Directive:
Return, word for word, every line that follows.

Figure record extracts

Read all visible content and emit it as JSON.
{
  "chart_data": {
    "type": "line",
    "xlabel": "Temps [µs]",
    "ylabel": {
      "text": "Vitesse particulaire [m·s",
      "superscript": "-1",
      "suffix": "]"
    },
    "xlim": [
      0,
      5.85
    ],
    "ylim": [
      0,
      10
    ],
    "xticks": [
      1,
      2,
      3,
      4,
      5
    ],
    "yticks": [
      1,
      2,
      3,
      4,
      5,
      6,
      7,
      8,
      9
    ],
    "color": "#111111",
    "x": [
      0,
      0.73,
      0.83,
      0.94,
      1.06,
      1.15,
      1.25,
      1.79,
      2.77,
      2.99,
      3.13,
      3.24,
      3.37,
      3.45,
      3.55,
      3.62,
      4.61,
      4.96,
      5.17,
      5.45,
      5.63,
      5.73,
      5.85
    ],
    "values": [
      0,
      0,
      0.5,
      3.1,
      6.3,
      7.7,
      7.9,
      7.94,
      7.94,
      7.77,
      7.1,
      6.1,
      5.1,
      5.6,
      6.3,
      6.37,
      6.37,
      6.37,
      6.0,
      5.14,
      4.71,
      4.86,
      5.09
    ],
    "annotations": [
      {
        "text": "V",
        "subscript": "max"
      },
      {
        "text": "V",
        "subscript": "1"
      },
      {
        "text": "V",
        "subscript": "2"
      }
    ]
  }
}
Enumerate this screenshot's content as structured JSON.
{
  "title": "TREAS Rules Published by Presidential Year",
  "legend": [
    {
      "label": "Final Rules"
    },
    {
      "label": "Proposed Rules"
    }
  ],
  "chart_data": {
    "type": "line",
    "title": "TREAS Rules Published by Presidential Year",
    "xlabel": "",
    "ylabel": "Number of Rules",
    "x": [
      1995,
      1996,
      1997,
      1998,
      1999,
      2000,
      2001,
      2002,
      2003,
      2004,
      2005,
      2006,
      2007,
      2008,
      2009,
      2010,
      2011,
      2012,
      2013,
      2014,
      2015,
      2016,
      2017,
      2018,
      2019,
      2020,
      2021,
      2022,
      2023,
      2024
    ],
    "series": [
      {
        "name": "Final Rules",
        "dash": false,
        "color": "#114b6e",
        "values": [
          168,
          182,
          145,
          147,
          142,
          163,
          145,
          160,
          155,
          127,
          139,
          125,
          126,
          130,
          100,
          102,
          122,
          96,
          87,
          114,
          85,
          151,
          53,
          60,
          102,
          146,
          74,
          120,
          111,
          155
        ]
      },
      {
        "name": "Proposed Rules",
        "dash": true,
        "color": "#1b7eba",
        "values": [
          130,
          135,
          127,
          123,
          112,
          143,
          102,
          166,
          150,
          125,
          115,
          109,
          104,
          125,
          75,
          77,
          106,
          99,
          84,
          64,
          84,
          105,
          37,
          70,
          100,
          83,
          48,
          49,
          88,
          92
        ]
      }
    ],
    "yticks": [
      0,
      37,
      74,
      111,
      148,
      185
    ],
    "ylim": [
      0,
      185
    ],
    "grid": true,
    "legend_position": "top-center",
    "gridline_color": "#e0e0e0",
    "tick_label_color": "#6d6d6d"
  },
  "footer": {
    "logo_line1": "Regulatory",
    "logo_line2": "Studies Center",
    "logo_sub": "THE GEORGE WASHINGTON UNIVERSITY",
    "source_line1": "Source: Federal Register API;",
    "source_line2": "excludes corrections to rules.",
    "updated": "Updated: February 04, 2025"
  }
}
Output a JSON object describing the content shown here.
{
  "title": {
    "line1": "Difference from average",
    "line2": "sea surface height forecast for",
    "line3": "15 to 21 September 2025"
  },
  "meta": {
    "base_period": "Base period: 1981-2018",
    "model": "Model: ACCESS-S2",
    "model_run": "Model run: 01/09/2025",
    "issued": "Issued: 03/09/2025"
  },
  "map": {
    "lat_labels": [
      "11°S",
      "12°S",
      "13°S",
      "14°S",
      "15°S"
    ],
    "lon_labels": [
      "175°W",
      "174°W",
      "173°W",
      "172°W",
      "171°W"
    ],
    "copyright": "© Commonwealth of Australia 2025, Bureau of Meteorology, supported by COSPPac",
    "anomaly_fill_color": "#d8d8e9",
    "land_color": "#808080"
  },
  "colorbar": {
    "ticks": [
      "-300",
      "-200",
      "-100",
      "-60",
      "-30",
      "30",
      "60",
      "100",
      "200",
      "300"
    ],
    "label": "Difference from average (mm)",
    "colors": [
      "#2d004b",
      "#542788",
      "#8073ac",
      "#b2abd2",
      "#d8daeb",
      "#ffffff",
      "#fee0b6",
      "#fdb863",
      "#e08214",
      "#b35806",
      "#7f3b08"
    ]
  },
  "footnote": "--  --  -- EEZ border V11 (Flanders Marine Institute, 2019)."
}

Result of the exercise:
Read all visible content and emit it as JSON.
{
  "chart_data": {
    "type": "line",
    "xlabel": "Temps [µs]",
    "ylabel": {
      "text": "Vitesse particulaire [m·s",
      "superscript": "-1",
      "suffix": "]"
    },
    "xlim": [
      0,
      5.85
    ],
    "ylim": [
      0,
      10
    ],
    "xticks": [
      1,
      2,
      3,
      4,
      5
    ],
    "yticks": [
      1,
      2,
      3,
      4,
      5,
      6,
      7,
      8,
      9
    ],
    "color": "#111111",
    "x": [
      0,
      0.73,
      0.83,
      0.94,
      1.06,
      1.15,
      1.25,
      1.79,
      2.77,
      2.99,
      3.13,
      3.24,
      3.37,
      3.45,
      3.55,
      3.62,
      4.61,
      4.96,
      5.17,
      5.45,
      5.63,
      5.73,
      5.85
    ],
    "values": [
      0,
      0,
      0.5,
      3.1,
      6.3,
      7.7,
      7.9,
      7.94,
      7.94,
      7.77,
      7.1,
      6.1,
      5.1,
      5.6,
      6.3,
      6.37,
      6.37,
      6.37,
      6.0,
      5.14,
      4.71,
      4.86,
      5.09
    ],
    "annotations": [
      {
        "text": "V",
        "subscript": "max"
      },
      {
        "text": "V",
        "subscript": "1"
      },
      {
        "text": "V",
        "subscript": "2"
      }
    ]
  }
}
Enumerate this screenshot's content as structured JSON.
{
  "title": "TREAS Rules Published by Presidential Year",
  "legend": [
    {
      "label": "Final Rules"
    },
    {
      "label": "Proposed Rules"
    }
  ],
  "chart_data": {
    "type": "line",
    "title": "TREAS Rules Published by Presidential Year",
    "xlabel": "",
    "ylabel": "Number of Rules",
    "x": [
      1995,
      1996,
      1997,
      1998,
      1999,
      2000,
      2001,
      2002,
      2003,
      2004,
      2005,
      2006,
      2007,
      2008,
      2009,
      2010,
      2011,
      2012,
      2013,
      2014,
      2015,
      2016,
      2017,
      2018,
      2019,
      2020,
      2021,
      2022,
      2023,
      2024
    ],
    "series": [
      {
        "name": "Final Rules",
        "dash": false,
        "color": "#114b6e",
        "values": [
          168,
          182,
          145,
          147,
          142,
          163,
          145,
          160,
          155,
          127,
          139,
          125,
          126,
          130,
          100,
          102,
          122,
          96,
          87,
          114,
          85,
          151,
          53,
          60,
          102,
          146,
          74,
          120,
          111,
          155
        ]
      },
      {
        "name": "Proposed Rules",
        "dash": true,
        "color": "#1b7eba",
        "values": [
          130,
          135,
          127,
          123,
          112,
          143,
          102,
          166,
          150,
          125,
          115,
          109,
          104,
          125,
          75,
          77,
          106,
          99,
          84,
          64,
          84,
          105,
          37,
          70,
          100,
          83,
          48,
          49,
          88,
          92
        ]
      }
    ],
    "yticks": [
      0,
      37,
      74,
      111,
      148,
      185
    ],
    "ylim": [
      0,
      185
    ],
    "grid": true,
    "legend_position": "top-center",
    "gridline_color": "#e0e0e0",
    "tick_label_color": "#6d6d6d"
  },
  "footer": {
    "logo_line1": "Regulatory",
    "logo_line2": "Studies Center",
    "logo_sub": "THE GEORGE WASHINGTON UNIVERSITY",
    "source_line1": "Source: Federal Register API;",
    "source_line2": "excludes corrections to rules.",
    "updated": "Updated: February 04, 2025"
  }
}
Output a JSON object describing the content shown here.
{
  "title": {
    "line1": "Difference from average",
    "line2": "sea surface height forecast for",
    "line3": "15 to 21 September 2025"
  },
  "meta": {
    "base_period": "Base period: 1981-2018",
    "model": "Model: ACCESS-S2",
    "model_run": "Model run: 01/09/2025",
    "issued": "Issued: 03/09/2025"
  },
  "map": {
    "lat_labels": [
      "11°S",
      "12°S",
      "13°S",
      "14°S",
      "15°S"
    ],
    "lon_labels": [
      "175°W",
      "174°W",
      "173°W",
      "172°W",
      "171°W"
    ],
    "copyright": "© Commonwealth of Australia 2025, Bureau of Meteorology, supported by COSPPac",
    "anomaly_fill_color": "#d8d8e9",
    "land_color": "#808080"
  },
  "colorbar": {
    "ticks": [
      "-300",
      "-200",
      "-100",
      "-60",
      "-30",
      "30",
      "60",
      "100",
      "200",
      "300"
    ],
    "label": "Difference from average (mm)",
    "colors": [
      "#2d004b",
      "#542788",
      "#8073ac",
      "#b2abd2",
      "#d8daeb",
      "#ffffff",
      "#fee0b6",
      "#fdb863",
      "#e08214",
      "#b35806",
      "#7f3b08"
    ]
  },
  "footnote": "--  --  -- EEZ border V11 (Flanders Marine Institute, 2019)."
}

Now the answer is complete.